Records:
start

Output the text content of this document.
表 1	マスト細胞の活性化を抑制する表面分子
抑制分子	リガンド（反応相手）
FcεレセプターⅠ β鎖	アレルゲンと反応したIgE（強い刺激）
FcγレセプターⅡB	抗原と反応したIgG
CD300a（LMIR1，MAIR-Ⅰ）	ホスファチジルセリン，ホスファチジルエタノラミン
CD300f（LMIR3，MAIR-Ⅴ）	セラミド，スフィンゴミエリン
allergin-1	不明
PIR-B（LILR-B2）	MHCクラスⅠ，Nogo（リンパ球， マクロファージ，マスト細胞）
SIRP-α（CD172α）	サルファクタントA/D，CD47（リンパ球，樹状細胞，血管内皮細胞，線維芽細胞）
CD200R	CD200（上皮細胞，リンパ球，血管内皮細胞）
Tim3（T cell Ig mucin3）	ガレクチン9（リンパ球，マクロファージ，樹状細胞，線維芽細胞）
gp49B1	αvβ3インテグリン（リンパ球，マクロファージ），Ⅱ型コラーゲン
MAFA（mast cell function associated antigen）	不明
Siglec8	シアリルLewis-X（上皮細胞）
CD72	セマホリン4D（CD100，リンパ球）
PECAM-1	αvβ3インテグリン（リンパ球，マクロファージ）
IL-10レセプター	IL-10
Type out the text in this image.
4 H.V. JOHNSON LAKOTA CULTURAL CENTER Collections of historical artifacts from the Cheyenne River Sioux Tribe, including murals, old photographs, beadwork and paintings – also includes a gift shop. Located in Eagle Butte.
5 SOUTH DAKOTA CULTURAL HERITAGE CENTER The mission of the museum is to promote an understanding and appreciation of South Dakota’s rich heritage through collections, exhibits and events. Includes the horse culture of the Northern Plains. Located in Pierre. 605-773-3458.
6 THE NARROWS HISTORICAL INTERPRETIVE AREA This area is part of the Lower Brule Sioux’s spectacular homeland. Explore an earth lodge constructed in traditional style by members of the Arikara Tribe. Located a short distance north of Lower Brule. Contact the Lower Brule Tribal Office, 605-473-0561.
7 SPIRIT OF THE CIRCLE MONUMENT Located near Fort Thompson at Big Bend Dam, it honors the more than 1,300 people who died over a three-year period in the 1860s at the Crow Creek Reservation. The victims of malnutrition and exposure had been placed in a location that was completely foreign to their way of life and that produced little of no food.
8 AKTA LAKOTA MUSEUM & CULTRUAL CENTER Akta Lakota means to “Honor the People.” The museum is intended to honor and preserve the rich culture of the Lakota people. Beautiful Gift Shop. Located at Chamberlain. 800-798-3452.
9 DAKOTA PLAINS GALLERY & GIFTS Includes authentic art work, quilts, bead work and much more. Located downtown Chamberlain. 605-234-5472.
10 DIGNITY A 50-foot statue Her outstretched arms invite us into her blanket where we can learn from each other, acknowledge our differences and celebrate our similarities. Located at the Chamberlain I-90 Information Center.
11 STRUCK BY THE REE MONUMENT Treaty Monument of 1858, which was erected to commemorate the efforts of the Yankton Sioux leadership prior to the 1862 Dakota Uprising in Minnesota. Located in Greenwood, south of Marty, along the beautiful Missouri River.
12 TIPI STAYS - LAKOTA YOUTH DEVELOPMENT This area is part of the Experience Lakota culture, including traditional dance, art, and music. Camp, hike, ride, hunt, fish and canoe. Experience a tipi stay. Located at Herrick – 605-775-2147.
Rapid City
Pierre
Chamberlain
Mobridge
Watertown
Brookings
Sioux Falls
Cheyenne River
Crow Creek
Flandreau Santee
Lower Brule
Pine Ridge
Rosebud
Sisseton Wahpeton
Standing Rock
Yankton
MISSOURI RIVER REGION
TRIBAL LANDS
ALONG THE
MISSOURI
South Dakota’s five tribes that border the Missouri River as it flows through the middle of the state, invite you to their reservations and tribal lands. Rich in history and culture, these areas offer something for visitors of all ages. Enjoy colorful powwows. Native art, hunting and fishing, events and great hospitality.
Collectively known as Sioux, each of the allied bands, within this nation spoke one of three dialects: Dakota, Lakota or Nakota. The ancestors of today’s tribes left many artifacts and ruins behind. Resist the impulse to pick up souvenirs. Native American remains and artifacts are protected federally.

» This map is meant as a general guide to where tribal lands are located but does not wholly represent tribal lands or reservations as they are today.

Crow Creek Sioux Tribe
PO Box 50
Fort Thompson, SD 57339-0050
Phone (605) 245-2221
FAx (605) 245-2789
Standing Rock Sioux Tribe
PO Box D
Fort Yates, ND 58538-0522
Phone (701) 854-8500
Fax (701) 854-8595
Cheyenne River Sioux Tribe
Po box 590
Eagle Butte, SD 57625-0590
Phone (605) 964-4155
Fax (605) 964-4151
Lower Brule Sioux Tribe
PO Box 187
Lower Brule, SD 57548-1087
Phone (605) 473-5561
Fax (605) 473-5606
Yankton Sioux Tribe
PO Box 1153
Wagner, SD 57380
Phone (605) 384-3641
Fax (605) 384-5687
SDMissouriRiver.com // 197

end

What the task requires:
Set out the complete listing exactly as shown.

Final answer:
Output the text content of this document.
表 1	マスト細胞の活性化を抑制する表面分子
抑制分子	リガンド（反応相手）
FcεレセプターⅠ β鎖	アレルゲンと反応したIgE（強い刺激）
FcγレセプターⅡB	抗原と反応したIgG
CD300a（LMIR1，MAIR-Ⅰ）	ホスファチジルセリン，ホスファチジルエタノラミン
CD300f（LMIR3，MAIR-Ⅴ）	セラミド，スフィンゴミエリン
allergin-1	不明
PIR-B（LILR-B2）	MHCクラスⅠ，Nogo（リンパ球， マクロファージ，マスト細胞）
SIRP-α（CD172α）	サルファクタントA/D，CD47（リンパ球，樹状細胞，血管内皮細胞，線維芽細胞）
CD200R	CD200（上皮細胞，リンパ球，血管内皮細胞）
Tim3（T cell Ig mucin3）	ガレクチン9（リンパ球，マクロファージ，樹状細胞，線維芽細胞）
gp49B1	αvβ3インテグリン（リンパ球，マクロファージ），Ⅱ型コラーゲン
MAFA（mast cell function associated antigen）	不明
Siglec8	シアリルLewis-X（上皮細胞）
CD72	セマホリン4D（CD100，リンパ球）
PECAM-1	αvβ3インテグリン（リンパ球，マクロファージ）
IL-10レセプター	IL-10
Type out the text in this image.
4 H.V. JOHNSON LAKOTA CULTURAL CENTER Collections of historical artifacts from the Cheyenne River Sioux Tribe, including murals, old photographs, beadwork and paintings – also includes a gift shop. Located in Eagle Butte.
5 SOUTH DAKOTA CULTURAL HERITAGE CENTER The mission of the museum is to promote an understanding and appreciation of South Dakota’s rich heritage through collections, exhibits and events. Includes the horse culture of the Northern Plains. Located in Pierre. 605-773-3458.
6 THE NARROWS HISTORICAL INTERPRETIVE AREA This area is part of the Lower Brule Sioux’s spectacular homeland. Explore an earth lodge constructed in traditional style by members of the Arikara Tribe. Located a short distance north of Lower Brule. Contact the Lower Brule Tribal Office, 605-473-0561.
7 SPIRIT OF THE CIRCLE MONUMENT Located near Fort Thompson at Big Bend Dam, it honors the more than 1,300 people who died over a three-year period in the 1860s at the Crow Creek Reservation. The victims of malnutrition and exposure had been placed in a location that was completely foreign to their way of life and that produced little of no food.
8 AKTA LAKOTA MUSEUM & CULTRUAL CENTER Akta Lakota means to “Honor the People.” The museum is intended to honor and preserve the rich culture of the Lakota people. Beautiful Gift Shop. Located at Chamberlain. 800-798-3452.
9 DAKOTA PLAINS GALLERY & GIFTS Includes authentic art work, quilts, bead work and much more. Located downtown Chamberlain. 605-234-5472.
10 DIGNITY A 50-foot statue Her outstretched arms invite us into her blanket where we can learn from each other, acknowledge our differences and celebrate our similarities. Located at the Chamberlain I-90 Information Center.
11 STRUCK BY THE REE MONUMENT Treaty Monument of 1858, which was erected to commemorate the efforts of the Yankton Sioux leadership prior to the 1862 Dakota Uprising in Minnesota. Located in Greenwood, south of Marty, along the beautiful Missouri River.
12 TIPI STAYS - LAKOTA YOUTH DEVELOPMENT This area is part of the Experience Lakota culture, including traditional dance, art, and music. Camp, hike, ride, hunt, fish and canoe. Experience a tipi stay. Located at Herrick – 605-775-2147.
Rapid City
Pierre
Chamberlain
Mobridge
Watertown
Brookings
Sioux Falls
Cheyenne River
Crow Creek
Flandreau Santee
Lower Brule
Pine Ridge
Rosebud
Sisseton Wahpeton
Standing Rock
Yankton
MISSOURI RIVER REGION
TRIBAL LANDS
ALONG THE
MISSOURI
South Dakota’s five tribes that border the Missouri River as it flows through the middle of the state, invite you to their reservations and tribal lands. Rich in history and culture, these areas offer something for visitors of all ages. Enjoy colorful powwows. Native art, hunting and fishing, events and great hospitality.
Collectively known as Sioux, each of the allied bands, within this nation spoke one of three dialects: Dakota, Lakota or Nakota. The ancestors of today’s tribes left many artifacts and ruins behind. Resist the impulse to pick up souvenirs. Native American remains and artifacts are protected federally.

» This map is meant as a general guide to where tribal lands are located but does not wholly represent tribal lands or reservations as they are today.

Crow Creek Sioux Tribe
PO Box 50
Fort Thompson, SD 57339-0050
Phone (605) 245-2221
FAx (605) 245-2789
Standing Rock Sioux Tribe
PO Box D
Fort Yates, ND 58538-0522
Phone (701) 854-8500
Fax (701) 854-8595
Cheyenne River Sioux Tribe
Po box 590
Eagle Butte, SD 57625-0590
Phone (605) 964-4155
Fax (605) 964-4151
Lower Brule Sioux Tribe
PO Box 187
Lower Brule, SD 57548-1087
Phone (605) 473-5561
Fax (605) 473-5606
Yankton Sioux Tribe
PO Box 1153
Wagner, SD 57380
Phone (605) 384-3641
Fax (605) 384-5687
SDMissouriRiver.com // 197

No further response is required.